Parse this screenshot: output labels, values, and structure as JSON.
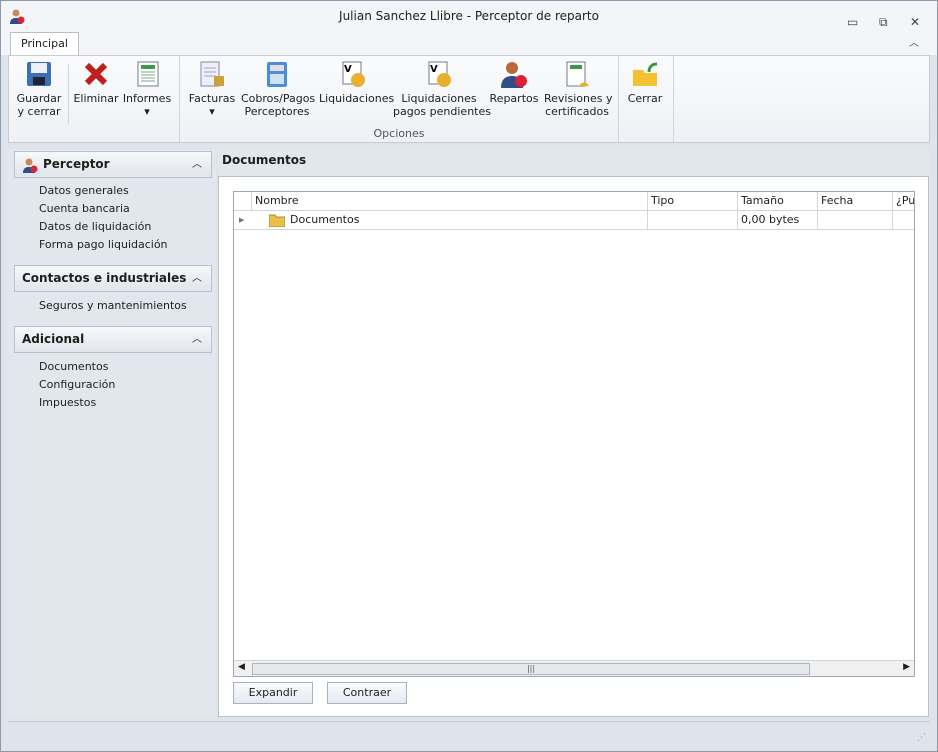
{
  "window": {
    "title": "Julian Sanchez Llibre - Perceptor de reparto",
    "minimize": "▭",
    "restore": "⧉",
    "close": "✕"
  },
  "ribbon": {
    "tab": "Principal",
    "collapse_icon": "chevron-up",
    "buttons": {
      "guardar": "Guardar\ny cerrar",
      "eliminar": "Eliminar",
      "informes": "Informes",
      "facturas": "Facturas",
      "cobros": "Cobros/Pagos\nPerceptores",
      "liquidaciones": "Liquidaciones",
      "liq_pend": "Liquidaciones\npagos pendientes",
      "repartos": "Repartos",
      "revisiones": "Revisiones y\ncertificados",
      "cerrar": "Cerrar"
    },
    "group_label": "Opciones"
  },
  "sidebar": {
    "sections": [
      {
        "title": "Perceptor",
        "items": [
          "Datos generales",
          "Cuenta bancaria",
          "Datos de liquidación",
          "Forma pago liquidación"
        ]
      },
      {
        "title": "Contactos e industriales",
        "items": [
          "Seguros y mantenimientos"
        ]
      },
      {
        "title": "Adicional",
        "items": [
          "Documentos",
          "Configuración",
          "Impuestos"
        ]
      }
    ]
  },
  "main": {
    "title": "Documentos",
    "columns": [
      "Nombre",
      "Tipo",
      "Tamaño",
      "Fecha",
      "¿Pul"
    ],
    "rows": [
      {
        "nombre": "Documentos",
        "tipo": "",
        "tamano": "0,00 bytes",
        "fecha": ""
      }
    ],
    "expand": "Expandir",
    "collapse": "Contraer"
  }
}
________
▸ Prompt:
Filter the records, keeping only lines that contain "liquidación", and show those lines.

▸ Solution for this exercise:
          "Datos de liquidación",
          "Forma pago liquidación"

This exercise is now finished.